— START SUPPLIED RECORDS —

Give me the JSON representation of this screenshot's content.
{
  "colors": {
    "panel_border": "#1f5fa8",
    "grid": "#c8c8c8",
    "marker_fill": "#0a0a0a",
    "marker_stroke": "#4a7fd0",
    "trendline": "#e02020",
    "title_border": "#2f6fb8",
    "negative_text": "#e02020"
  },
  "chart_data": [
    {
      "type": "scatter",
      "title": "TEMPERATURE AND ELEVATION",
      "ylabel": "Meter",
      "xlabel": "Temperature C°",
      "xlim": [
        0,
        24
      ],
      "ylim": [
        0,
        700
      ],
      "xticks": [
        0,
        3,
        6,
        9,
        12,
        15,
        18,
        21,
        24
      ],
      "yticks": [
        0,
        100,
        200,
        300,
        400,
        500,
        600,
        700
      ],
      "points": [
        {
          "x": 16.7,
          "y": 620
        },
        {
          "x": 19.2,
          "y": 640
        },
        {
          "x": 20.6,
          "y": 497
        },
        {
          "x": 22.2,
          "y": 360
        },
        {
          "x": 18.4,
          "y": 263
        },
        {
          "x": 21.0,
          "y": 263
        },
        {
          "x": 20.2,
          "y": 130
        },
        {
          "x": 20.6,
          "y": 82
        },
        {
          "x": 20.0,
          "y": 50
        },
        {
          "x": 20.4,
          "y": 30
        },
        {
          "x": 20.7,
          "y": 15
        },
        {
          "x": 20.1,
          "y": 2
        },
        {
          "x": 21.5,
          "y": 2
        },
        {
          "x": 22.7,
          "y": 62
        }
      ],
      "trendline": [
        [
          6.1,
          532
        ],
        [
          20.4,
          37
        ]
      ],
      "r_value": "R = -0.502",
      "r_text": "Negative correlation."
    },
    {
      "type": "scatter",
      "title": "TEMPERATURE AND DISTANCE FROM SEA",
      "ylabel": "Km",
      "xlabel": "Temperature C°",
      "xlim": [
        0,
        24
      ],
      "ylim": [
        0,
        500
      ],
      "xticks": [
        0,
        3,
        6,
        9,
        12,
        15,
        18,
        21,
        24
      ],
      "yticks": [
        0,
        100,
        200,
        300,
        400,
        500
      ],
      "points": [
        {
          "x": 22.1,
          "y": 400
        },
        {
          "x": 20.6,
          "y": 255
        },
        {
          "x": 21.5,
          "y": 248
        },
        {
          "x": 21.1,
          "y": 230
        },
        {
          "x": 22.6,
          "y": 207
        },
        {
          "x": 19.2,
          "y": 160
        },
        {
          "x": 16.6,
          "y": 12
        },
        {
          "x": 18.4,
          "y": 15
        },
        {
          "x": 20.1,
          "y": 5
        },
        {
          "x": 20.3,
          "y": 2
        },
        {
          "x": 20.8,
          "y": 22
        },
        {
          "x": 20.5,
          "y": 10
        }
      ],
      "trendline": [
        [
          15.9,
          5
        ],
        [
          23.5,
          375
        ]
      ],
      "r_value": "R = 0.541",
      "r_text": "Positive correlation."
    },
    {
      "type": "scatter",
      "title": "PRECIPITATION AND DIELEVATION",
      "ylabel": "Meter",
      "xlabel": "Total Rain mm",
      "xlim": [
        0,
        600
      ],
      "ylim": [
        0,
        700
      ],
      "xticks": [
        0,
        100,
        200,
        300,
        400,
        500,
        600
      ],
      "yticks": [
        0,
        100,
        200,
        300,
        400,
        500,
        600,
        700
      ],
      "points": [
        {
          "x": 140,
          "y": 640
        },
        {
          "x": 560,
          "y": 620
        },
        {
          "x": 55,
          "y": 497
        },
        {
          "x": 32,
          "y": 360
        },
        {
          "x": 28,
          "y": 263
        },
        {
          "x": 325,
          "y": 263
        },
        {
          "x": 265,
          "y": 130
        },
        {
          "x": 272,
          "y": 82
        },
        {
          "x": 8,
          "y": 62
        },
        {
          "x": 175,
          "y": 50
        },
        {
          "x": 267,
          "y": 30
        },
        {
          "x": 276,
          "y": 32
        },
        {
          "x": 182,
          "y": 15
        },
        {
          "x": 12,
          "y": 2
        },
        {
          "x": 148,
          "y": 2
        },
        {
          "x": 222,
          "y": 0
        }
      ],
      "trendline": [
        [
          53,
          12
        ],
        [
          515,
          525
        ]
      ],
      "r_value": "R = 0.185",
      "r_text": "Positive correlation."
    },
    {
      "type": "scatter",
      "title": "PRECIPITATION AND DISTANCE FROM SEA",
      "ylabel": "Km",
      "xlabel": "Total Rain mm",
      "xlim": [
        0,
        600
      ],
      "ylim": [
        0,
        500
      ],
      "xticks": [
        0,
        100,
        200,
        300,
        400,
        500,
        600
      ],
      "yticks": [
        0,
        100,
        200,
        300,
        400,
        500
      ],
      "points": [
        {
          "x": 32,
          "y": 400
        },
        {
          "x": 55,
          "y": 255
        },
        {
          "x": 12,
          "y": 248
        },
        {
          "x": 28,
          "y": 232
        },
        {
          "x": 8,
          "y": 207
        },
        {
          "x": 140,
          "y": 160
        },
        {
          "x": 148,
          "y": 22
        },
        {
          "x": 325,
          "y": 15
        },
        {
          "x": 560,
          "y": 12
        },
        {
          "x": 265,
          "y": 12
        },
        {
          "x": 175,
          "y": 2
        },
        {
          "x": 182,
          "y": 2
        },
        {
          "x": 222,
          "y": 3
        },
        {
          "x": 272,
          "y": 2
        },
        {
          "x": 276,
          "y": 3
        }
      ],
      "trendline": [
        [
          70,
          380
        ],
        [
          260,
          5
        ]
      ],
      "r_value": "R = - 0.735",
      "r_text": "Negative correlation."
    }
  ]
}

— END SUPPLIED RECORDS —

→ WHAT YOU HAVE TO DO
Lines containing the word "DISTANCE" are to be tallied; report only the total.

→ TASK SOLUTION
2